**DATA PROVIDED:**

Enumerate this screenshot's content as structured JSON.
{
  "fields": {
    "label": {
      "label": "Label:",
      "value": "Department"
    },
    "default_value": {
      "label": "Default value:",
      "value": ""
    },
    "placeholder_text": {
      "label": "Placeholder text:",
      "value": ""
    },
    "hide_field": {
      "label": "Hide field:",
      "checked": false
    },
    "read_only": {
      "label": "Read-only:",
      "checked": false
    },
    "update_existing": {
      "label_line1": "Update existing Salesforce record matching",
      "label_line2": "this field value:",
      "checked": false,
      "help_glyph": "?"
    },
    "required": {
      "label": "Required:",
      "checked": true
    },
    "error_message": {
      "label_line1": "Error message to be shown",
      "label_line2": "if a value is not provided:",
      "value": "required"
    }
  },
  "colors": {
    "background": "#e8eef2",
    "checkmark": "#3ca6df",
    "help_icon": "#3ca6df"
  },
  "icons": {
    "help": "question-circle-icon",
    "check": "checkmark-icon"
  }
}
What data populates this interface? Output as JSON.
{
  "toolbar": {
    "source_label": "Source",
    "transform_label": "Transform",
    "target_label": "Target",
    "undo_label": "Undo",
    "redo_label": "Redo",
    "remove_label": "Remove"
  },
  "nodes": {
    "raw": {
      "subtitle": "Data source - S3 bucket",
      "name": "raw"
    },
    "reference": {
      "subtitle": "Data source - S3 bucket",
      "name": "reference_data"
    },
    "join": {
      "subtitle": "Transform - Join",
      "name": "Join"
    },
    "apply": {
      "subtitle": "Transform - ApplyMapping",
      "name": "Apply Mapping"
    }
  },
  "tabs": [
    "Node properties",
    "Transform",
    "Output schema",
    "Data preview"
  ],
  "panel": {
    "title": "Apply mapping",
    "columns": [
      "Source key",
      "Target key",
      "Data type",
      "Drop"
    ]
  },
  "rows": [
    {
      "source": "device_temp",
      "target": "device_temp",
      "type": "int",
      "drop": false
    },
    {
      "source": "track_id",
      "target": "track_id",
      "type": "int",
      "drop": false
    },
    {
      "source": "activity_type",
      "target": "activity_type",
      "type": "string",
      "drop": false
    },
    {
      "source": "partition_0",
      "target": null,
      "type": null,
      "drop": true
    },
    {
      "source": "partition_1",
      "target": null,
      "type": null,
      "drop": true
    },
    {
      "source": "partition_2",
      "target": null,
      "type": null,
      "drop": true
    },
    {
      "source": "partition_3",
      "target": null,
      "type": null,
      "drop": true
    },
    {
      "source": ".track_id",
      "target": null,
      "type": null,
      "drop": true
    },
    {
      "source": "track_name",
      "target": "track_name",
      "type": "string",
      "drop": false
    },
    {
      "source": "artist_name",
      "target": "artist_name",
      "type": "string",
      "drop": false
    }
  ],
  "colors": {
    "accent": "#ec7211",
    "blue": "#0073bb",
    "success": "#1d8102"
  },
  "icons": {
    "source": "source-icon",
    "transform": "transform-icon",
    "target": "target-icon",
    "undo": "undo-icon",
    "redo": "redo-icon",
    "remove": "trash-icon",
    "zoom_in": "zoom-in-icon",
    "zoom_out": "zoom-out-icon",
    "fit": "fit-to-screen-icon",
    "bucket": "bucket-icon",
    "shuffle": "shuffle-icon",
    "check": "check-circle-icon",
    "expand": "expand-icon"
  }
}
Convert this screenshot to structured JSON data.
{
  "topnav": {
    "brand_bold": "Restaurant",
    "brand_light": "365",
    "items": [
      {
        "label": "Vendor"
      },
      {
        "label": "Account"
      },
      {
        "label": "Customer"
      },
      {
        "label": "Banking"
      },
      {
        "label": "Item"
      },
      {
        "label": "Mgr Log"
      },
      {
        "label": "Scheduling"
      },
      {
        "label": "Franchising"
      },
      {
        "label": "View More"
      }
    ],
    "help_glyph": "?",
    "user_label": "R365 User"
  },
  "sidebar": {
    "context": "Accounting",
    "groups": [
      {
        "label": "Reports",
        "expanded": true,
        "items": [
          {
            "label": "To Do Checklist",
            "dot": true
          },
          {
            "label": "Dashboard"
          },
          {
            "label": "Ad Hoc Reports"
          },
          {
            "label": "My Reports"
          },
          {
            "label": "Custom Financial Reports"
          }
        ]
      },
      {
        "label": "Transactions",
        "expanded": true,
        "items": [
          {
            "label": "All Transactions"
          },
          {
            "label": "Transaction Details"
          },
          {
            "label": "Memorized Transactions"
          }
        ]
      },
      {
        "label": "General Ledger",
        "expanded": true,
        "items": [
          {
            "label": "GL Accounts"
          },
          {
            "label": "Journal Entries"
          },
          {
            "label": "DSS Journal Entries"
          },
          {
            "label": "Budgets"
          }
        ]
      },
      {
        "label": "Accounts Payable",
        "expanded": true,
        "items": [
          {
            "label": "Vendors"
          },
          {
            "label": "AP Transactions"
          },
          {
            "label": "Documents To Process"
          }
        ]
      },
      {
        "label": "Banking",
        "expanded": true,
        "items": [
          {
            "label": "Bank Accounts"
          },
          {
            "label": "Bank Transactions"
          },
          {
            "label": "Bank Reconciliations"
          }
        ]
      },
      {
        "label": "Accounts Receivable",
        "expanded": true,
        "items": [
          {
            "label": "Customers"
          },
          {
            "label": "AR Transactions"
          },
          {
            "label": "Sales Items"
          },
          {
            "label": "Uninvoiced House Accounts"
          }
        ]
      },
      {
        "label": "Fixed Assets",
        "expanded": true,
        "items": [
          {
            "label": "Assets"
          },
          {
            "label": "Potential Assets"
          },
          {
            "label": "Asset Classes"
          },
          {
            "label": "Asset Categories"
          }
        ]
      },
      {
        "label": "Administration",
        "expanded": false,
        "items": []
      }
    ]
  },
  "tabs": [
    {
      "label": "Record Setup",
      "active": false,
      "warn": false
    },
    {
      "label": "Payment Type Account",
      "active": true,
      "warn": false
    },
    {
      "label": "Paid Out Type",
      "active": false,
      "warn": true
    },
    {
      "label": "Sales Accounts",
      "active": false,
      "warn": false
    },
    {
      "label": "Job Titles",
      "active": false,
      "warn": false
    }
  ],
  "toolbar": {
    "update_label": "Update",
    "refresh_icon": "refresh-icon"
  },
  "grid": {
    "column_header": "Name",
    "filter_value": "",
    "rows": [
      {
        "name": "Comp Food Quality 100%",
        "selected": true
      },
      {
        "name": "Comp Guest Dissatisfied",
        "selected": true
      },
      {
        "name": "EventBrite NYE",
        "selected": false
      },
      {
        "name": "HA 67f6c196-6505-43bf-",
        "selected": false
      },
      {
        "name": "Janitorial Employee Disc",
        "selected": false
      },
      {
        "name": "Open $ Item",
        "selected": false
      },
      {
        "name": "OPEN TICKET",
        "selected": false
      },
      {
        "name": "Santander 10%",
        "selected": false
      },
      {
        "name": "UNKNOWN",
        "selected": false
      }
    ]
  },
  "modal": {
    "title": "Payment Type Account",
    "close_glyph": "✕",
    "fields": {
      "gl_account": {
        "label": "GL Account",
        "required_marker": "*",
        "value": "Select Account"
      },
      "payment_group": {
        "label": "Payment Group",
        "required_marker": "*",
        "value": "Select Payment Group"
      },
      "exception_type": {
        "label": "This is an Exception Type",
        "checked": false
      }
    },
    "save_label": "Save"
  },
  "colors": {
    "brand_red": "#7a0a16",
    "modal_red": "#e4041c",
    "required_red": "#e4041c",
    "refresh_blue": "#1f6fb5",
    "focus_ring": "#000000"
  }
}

**EXERCISE GOAL:** Repeat the listing above without any change.

**COMPLETED EXERCISE:**
Enumerate this screenshot's content as structured JSON.
{
  "fields": {
    "label": {
      "label": "Label:",
      "value": "Department"
    },
    "default_value": {
      "label": "Default value:",
      "value": ""
    },
    "placeholder_text": {
      "label": "Placeholder text:",
      "value": ""
    },
    "hide_field": {
      "label": "Hide field:",
      "checked": false
    },
    "read_only": {
      "label": "Read-only:",
      "checked": false
    },
    "update_existing": {
      "label_line1": "Update existing Salesforce record matching",
      "label_line2": "this field value:",
      "checked": false,
      "help_glyph": "?"
    },
    "required": {
      "label": "Required:",
      "checked": true
    },
    "error_message": {
      "label_line1": "Error message to be shown",
      "label_line2": "if a value is not provided:",
      "value": "required"
    }
  },
  "colors": {
    "background": "#e8eef2",
    "checkmark": "#3ca6df",
    "help_icon": "#3ca6df"
  },
  "icons": {
    "help": "question-circle-icon",
    "check": "checkmark-icon"
  }
}
What data populates this interface? Output as JSON.
{
  "toolbar": {
    "source_label": "Source",
    "transform_label": "Transform",
    "target_label": "Target",
    "undo_label": "Undo",
    "redo_label": "Redo",
    "remove_label": "Remove"
  },
  "nodes": {
    "raw": {
      "subtitle": "Data source - S3 bucket",
      "name": "raw"
    },
    "reference": {
      "subtitle": "Data source - S3 bucket",
      "name": "reference_data"
    },
    "join": {
      "subtitle": "Transform - Join",
      "name": "Join"
    },
    "apply": {
      "subtitle": "Transform - ApplyMapping",
      "name": "Apply Mapping"
    }
  },
  "tabs": [
    "Node properties",
    "Transform",
    "Output schema",
    "Data preview"
  ],
  "panel": {
    "title": "Apply mapping",
    "columns": [
      "Source key",
      "Target key",
      "Data type",
      "Drop"
    ]
  },
  "rows": [
    {
      "source": "device_temp",
      "target": "device_temp",
      "type": "int",
      "drop": false
    },
    {
      "source": "track_id",
      "target": "track_id",
      "type": "int",
      "drop": false
    },
    {
      "source": "activity_type",
      "target": "activity_type",
      "type": "string",
      "drop": false
    },
    {
      "source": "partition_0",
      "target": null,
      "type": null,
      "drop": true
    },
    {
      "source": "partition_1",
      "target": null,
      "type": null,
      "drop": true
    },
    {
      "source": "partition_2",
      "target": null,
      "type": null,
      "drop": true
    },
    {
      "source": "partition_3",
      "target": null,
      "type": null,
      "drop": true
    },
    {
      "source": ".track_id",
      "target": null,
      "type": null,
      "drop": true
    },
    {
      "source": "track_name",
      "target": "track_name",
      "type": "string",
      "drop": false
    },
    {
      "source": "artist_name",
      "target": "artist_name",
      "type": "string",
      "drop": false
    }
  ],
  "colors": {
    "accent": "#ec7211",
    "blue": "#0073bb",
    "success": "#1d8102"
  },
  "icons": {
    "source": "source-icon",
    "transform": "transform-icon",
    "target": "target-icon",
    "undo": "undo-icon",
    "redo": "redo-icon",
    "remove": "trash-icon",
    "zoom_in": "zoom-in-icon",
    "zoom_out": "zoom-out-icon",
    "fit": "fit-to-screen-icon",
    "bucket": "bucket-icon",
    "shuffle": "shuffle-icon",
    "check": "check-circle-icon",
    "expand": "expand-icon"
  }
}
Convert this screenshot to structured JSON data.
{
  "topnav": {
    "brand_bold": "Restaurant",
    "brand_light": "365",
    "items": [
      {
        "label": "Vendor"
      },
      {
        "label": "Account"
      },
      {
        "label": "Customer"
      },
      {
        "label": "Banking"
      },
      {
        "label": "Item"
      },
      {
        "label": "Mgr Log"
      },
      {
        "label": "Scheduling"
      },
      {
        "label": "Franchising"
      },
      {
        "label": "View More"
      }
    ],
    "help_glyph": "?",
    "user_label": "R365 User"
  },
  "sidebar": {
    "context": "Accounting",
    "groups": [
      {
        "label": "Reports",
        "expanded": true,
        "items": [
          {
            "label": "To Do Checklist",
            "dot": true
          },
          {
            "label": "Dashboard"
          },
          {
            "label": "Ad Hoc Reports"
          },
          {
            "label": "My Reports"
          },
          {
            "label": "Custom Financial Reports"
          }
        ]
      },
      {
        "label": "Transactions",
        "expanded": true,
        "items": [
          {
            "label": "All Transactions"
          },
          {
            "label": "Transaction Details"
          },
          {
            "label": "Memorized Transactions"
          }
        ]
      },
      {
        "label": "General Ledger",
        "expanded": true,
        "items": [
          {
            "label": "GL Accounts"
          },
          {
            "label": "Journal Entries"
          },
          {
            "label": "DSS Journal Entries"
          },
          {
            "label": "Budgets"
          }
        ]
      },
      {
        "label": "Accounts Payable",
        "expanded": true,
        "items": [
          {
            "label": "Vendors"
          },
          {
            "label": "AP Transactions"
          },
          {
            "label": "Documents To Process"
          }
        ]
      },
      {
        "label": "Banking",
        "expanded": true,
        "items": [
          {
            "label": "Bank Accounts"
          },
          {
            "label": "Bank Transactions"
          },
          {
            "label": "Bank Reconciliations"
          }
        ]
      },
      {
        "label": "Accounts Receivable",
        "expanded": true,
        "items": [
          {
            "label": "Customers"
          },
          {
            "label": "AR Transactions"
          },
          {
            "label": "Sales Items"
          },
          {
            "label": "Uninvoiced House Accounts"
          }
        ]
      },
      {
        "label": "Fixed Assets",
        "expanded": true,
        "items": [
          {
            "label": "Assets"
          },
          {
            "label": "Potential Assets"
          },
          {
            "label": "Asset Classes"
          },
          {
            "label": "Asset Categories"
          }
        ]
      },
      {
        "label": "Administration",
        "expanded": false,
        "items": []
      }
    ]
  },
  "tabs": [
    {
      "label": "Record Setup",
      "active": false,
      "warn": false
    },
    {
      "label": "Payment Type Account",
      "active": true,
      "warn": false
    },
    {
      "label": "Paid Out Type",
      "active": false,
      "warn": true
    },
    {
      "label": "Sales Accounts",
      "active": false,
      "warn": false
    },
    {
      "label": "Job Titles",
      "active": false,
      "warn": false
    }
  ],
  "toolbar": {
    "update_label": "Update",
    "refresh_icon": "refresh-icon"
  },
  "grid": {
    "column_header": "Name",
    "filter_value": "",
    "rows": [
      {
        "name": "Comp Food Quality 100%",
        "selected": true
      },
      {
        "name": "Comp Guest Dissatisfied",
        "selected": true
      },
      {
        "name": "EventBrite NYE",
        "selected": false
      },
      {
        "name": "HA 67f6c196-6505-43bf-",
        "selected": false
      },
      {
        "name": "Janitorial Employee Disc",
        "selected": false
      },
      {
        "name": "Open $ Item",
        "selected": false
      },
      {
        "name": "OPEN TICKET",
        "selected": false
      },
      {
        "name": "Santander 10%",
        "selected": false
      },
      {
        "name": "UNKNOWN",
        "selected": false
      }
    ]
  },
  "modal": {
    "title": "Payment Type Account",
    "close_glyph": "✕",
    "fields": {
      "gl_account": {
        "label": "GL Account",
        "required_marker": "*",
        "value": "Select Account"
      },
      "payment_group": {
        "label": "Payment Group",
        "required_marker": "*",
        "value": "Select Payment Group"
      },
      "exception_type": {
        "label": "This is an Exception Type",
        "checked": false
      }
    },
    "save_label": "Save"
  },
  "colors": {
    "brand_red": "#7a0a16",
    "modal_red": "#e4041c",
    "required_red": "#e4041c",
    "refresh_blue": "#1f6fb5",
    "focus_ring": "#000000"
  }
}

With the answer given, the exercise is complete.